What you will do
All entries are to be quoted exactly; the images stay out of the copy.

Information provided

= = = =

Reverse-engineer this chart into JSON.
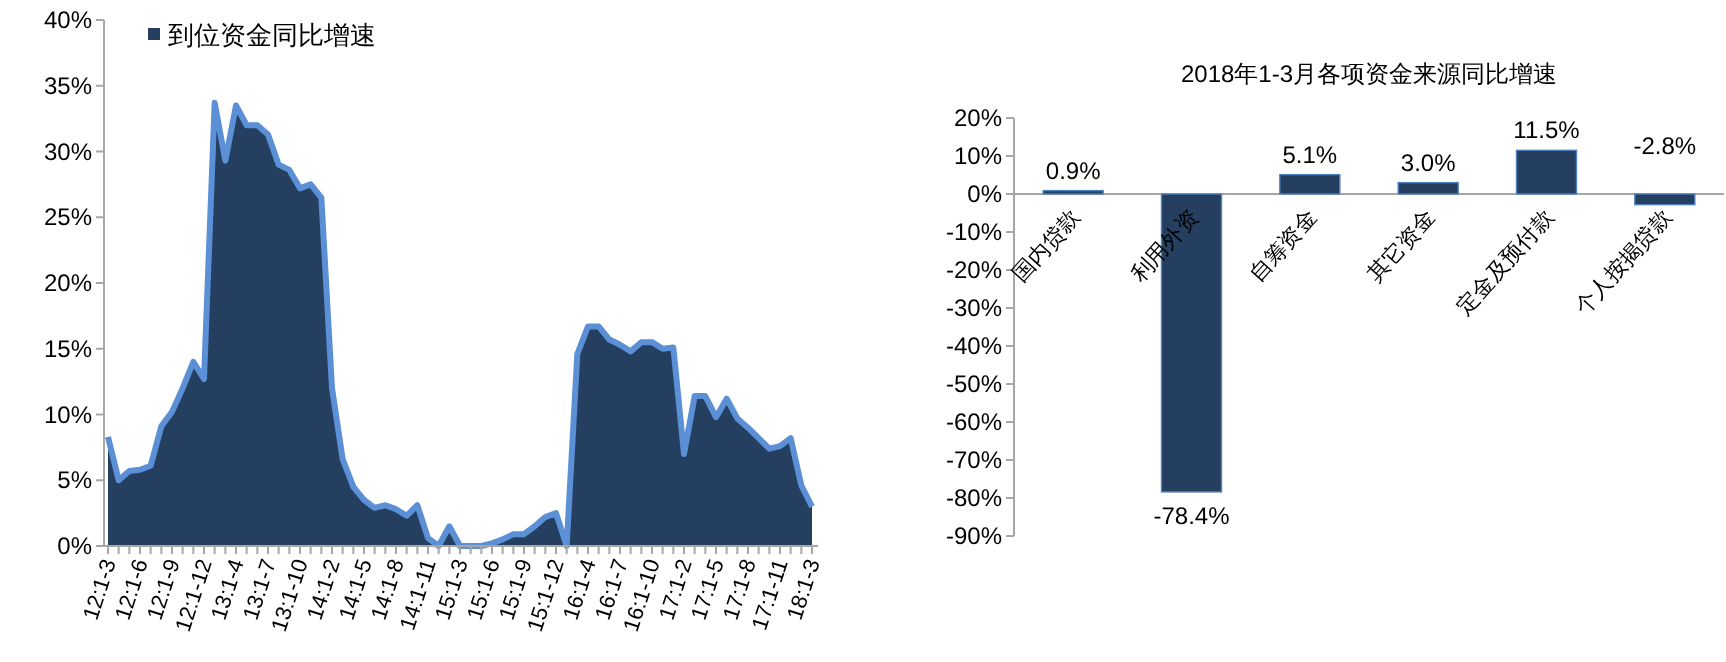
{
  "chart_data": [
    {
      "type": "area",
      "categories": [
        "12:1-3",
        null,
        null,
        "12:1-6",
        null,
        null,
        "12:1-9",
        null,
        null,
        "12:1-12",
        null,
        null,
        "13:1-4",
        null,
        null,
        "13:1-7",
        null,
        null,
        "13:1-10",
        null,
        null,
        "14:1-2",
        null,
        null,
        "14:1-5",
        null,
        null,
        "14:1-8",
        null,
        null,
        "14:1-11",
        null,
        null,
        "15:1-3",
        null,
        null,
        "15:1-6",
        null,
        null,
        "15:1-9",
        null,
        null,
        "15:1-12",
        null,
        null,
        "16:1-4",
        null,
        null,
        "16:1-7",
        null,
        null,
        "16:1-10",
        null,
        null,
        "17:1-2",
        null,
        null,
        "17:1-5",
        null,
        null,
        "17:1-8",
        null,
        null,
        "17:1-11",
        null,
        null,
        "18:1-3"
      ],
      "series": [
        {
          "name": "到位资金同比增速",
          "color": "#243f60",
          "values": [
            8.3,
            5.0,
            5.7,
            5.8,
            6.1,
            9.1,
            10.2,
            12.0,
            14.0,
            12.7,
            33.7,
            29.3,
            33.5,
            32.0,
            32.0,
            31.3,
            29.0,
            28.6,
            27.2,
            27.5,
            26.5,
            12.0,
            6.6,
            4.5,
            3.5,
            2.9,
            3.1,
            2.8,
            2.3,
            3.1,
            0.6,
            0,
            1.5,
            0,
            0,
            0,
            0.2,
            0.5,
            0.9,
            0.9,
            1.5,
            2.2,
            2.5,
            0,
            14.6,
            16.7,
            16.7,
            15.7,
            15.3,
            14.8,
            15.5,
            15.5,
            15.0,
            15.1,
            7.0,
            11.4,
            11.4,
            9.8,
            11.2,
            9.7,
            9.0,
            8.2,
            7.4,
            7.6,
            8.2,
            4.6,
            3.0
          ]
        }
      ],
      "ylim": [
        0,
        40
      ],
      "yticks": [
        {
          "value": 0,
          "label": "0%"
        },
        {
          "value": 5,
          "label": "5%"
        },
        {
          "value": 10,
          "label": "10%"
        },
        {
          "value": 15,
          "label": "15%"
        },
        {
          "value": 20,
          "label": "20%"
        },
        {
          "value": 25,
          "label": "25%"
        },
        {
          "value": 30,
          "label": "30%"
        },
        {
          "value": 35,
          "label": "35%"
        },
        {
          "value": 40,
          "label": "40%"
        }
      ],
      "legend": "top left",
      "grid": false
    },
    {
      "type": "bar",
      "title": "2018年1-3月各项资金来源同比增速",
      "categories": [
        "国内贷款",
        "利用外资",
        "自筹资金",
        "其它资金",
        "定金及预付款",
        "个人按揭贷款"
      ],
      "values": [
        0.9,
        -78.4,
        5.1,
        3.0,
        11.5,
        -2.8
      ],
      "color": "#243f60",
      "value_labels": [
        "0.9%",
        "-78.4%",
        "5.1%",
        "3.0%",
        "11.5%",
        "-2.8%"
      ],
      "ylim": [
        -90,
        20
      ],
      "yticks": [
        {
          "value": 20,
          "label": "20%"
        },
        {
          "value": 10,
          "label": "10%"
        },
        {
          "value": 0,
          "label": "0%"
        },
        {
          "value": -10,
          "label": "-10%"
        },
        {
          "value": -20,
          "label": "-20%"
        },
        {
          "value": -30,
          "label": "-30%"
        },
        {
          "value": -40,
          "label": "-40%"
        },
        {
          "value": -50,
          "label": "-50%"
        },
        {
          "value": -60,
          "label": "-60%"
        },
        {
          "value": -70,
          "label": "-70%"
        },
        {
          "value": -80,
          "label": "-80%"
        },
        {
          "value": -90,
          "label": "-90%"
        }
      ],
      "grid": false
    }
  ]
}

= = = =

Problem solution
Reverse-engineer this chart into JSON.
{
  "chart_data": [
    {
      "type": "area",
      "categories": [
        "12:1-3",
        null,
        null,
        "12:1-6",
        null,
        null,
        "12:1-9",
        null,
        null,
        "12:1-12",
        null,
        null,
        "13:1-4",
        null,
        null,
        "13:1-7",
        null,
        null,
        "13:1-10",
        null,
        null,
        "14:1-2",
        null,
        null,
        "14:1-5",
        null,
        null,
        "14:1-8",
        null,
        null,
        "14:1-11",
        null,
        null,
        "15:1-3",
        null,
        null,
        "15:1-6",
        null,
        null,
        "15:1-9",
        null,
        null,
        "15:1-12",
        null,
        null,
        "16:1-4",
        null,
        null,
        "16:1-7",
        null,
        null,
        "16:1-10",
        null,
        null,
        "17:1-2",
        null,
        null,
        "17:1-5",
        null,
        null,
        "17:1-8",
        null,
        null,
        "17:1-11",
        null,
        null,
        "18:1-3"
      ],
      "series": [
        {
          "name": "到位资金同比增速",
          "color": "#243f60",
          "values": [
            8.3,
            5.0,
            5.7,
            5.8,
            6.1,
            9.1,
            10.2,
            12.0,
            14.0,
            12.7,
            33.7,
            29.3,
            33.5,
            32.0,
            32.0,
            31.3,
            29.0,
            28.6,
            27.2,
            27.5,
            26.5,
            12.0,
            6.6,
            4.5,
            3.5,
            2.9,
            3.1,
            2.8,
            2.3,
            3.1,
            0.6,
            0,
            1.5,
            0,
            0,
            0,
            0.2,
            0.5,
            0.9,
            0.9,
            1.5,
            2.2,
            2.5,
            0,
            14.6,
            16.7,
            16.7,
            15.7,
            15.3,
            14.8,
            15.5,
            15.5,
            15.0,
            15.1,
            7.0,
            11.4,
            11.4,
            9.8,
            11.2,
            9.7,
            9.0,
            8.2,
            7.4,
            7.6,
            8.2,
            4.6,
            3.0
          ]
        }
      ],
      "ylim": [
        0,
        40
      ],
      "yticks": [
        {
          "value": 0,
          "label": "0%"
        },
        {
          "value": 5,
          "label": "5%"
        },
        {
          "value": 10,
          "label": "10%"
        },
        {
          "value": 15,
          "label": "15%"
        },
        {
          "value": 20,
          "label": "20%"
        },
        {
          "value": 25,
          "label": "25%"
        },
        {
          "value": 30,
          "label": "30%"
        },
        {
          "value": 35,
          "label": "35%"
        },
        {
          "value": 40,
          "label": "40%"
        }
      ],
      "legend": "top left",
      "grid": false
    },
    {
      "type": "bar",
      "title": "2018年1-3月各项资金来源同比增速",
      "categories": [
        "国内贷款",
        "利用外资",
        "自筹资金",
        "其它资金",
        "定金及预付款",
        "个人按揭贷款"
      ],
      "values": [
        0.9,
        -78.4,
        5.1,
        3.0,
        11.5,
        -2.8
      ],
      "color": "#243f60",
      "value_labels": [
        "0.9%",
        "-78.4%",
        "5.1%",
        "3.0%",
        "11.5%",
        "-2.8%"
      ],
      "ylim": [
        -90,
        20
      ],
      "yticks": [
        {
          "value": 20,
          "label": "20%"
        },
        {
          "value": 10,
          "label": "10%"
        },
        {
          "value": 0,
          "label": "0%"
        },
        {
          "value": -10,
          "label": "-10%"
        },
        {
          "value": -20,
          "label": "-20%"
        },
        {
          "value": -30,
          "label": "-30%"
        },
        {
          "value": -40,
          "label": "-40%"
        },
        {
          "value": -50,
          "label": "-50%"
        },
        {
          "value": -60,
          "label": "-60%"
        },
        {
          "value": -70,
          "label": "-70%"
        },
        {
          "value": -80,
          "label": "-80%"
        },
        {
          "value": -90,
          "label": "-90%"
        }
      ],
      "grid": false
    }
  ]
}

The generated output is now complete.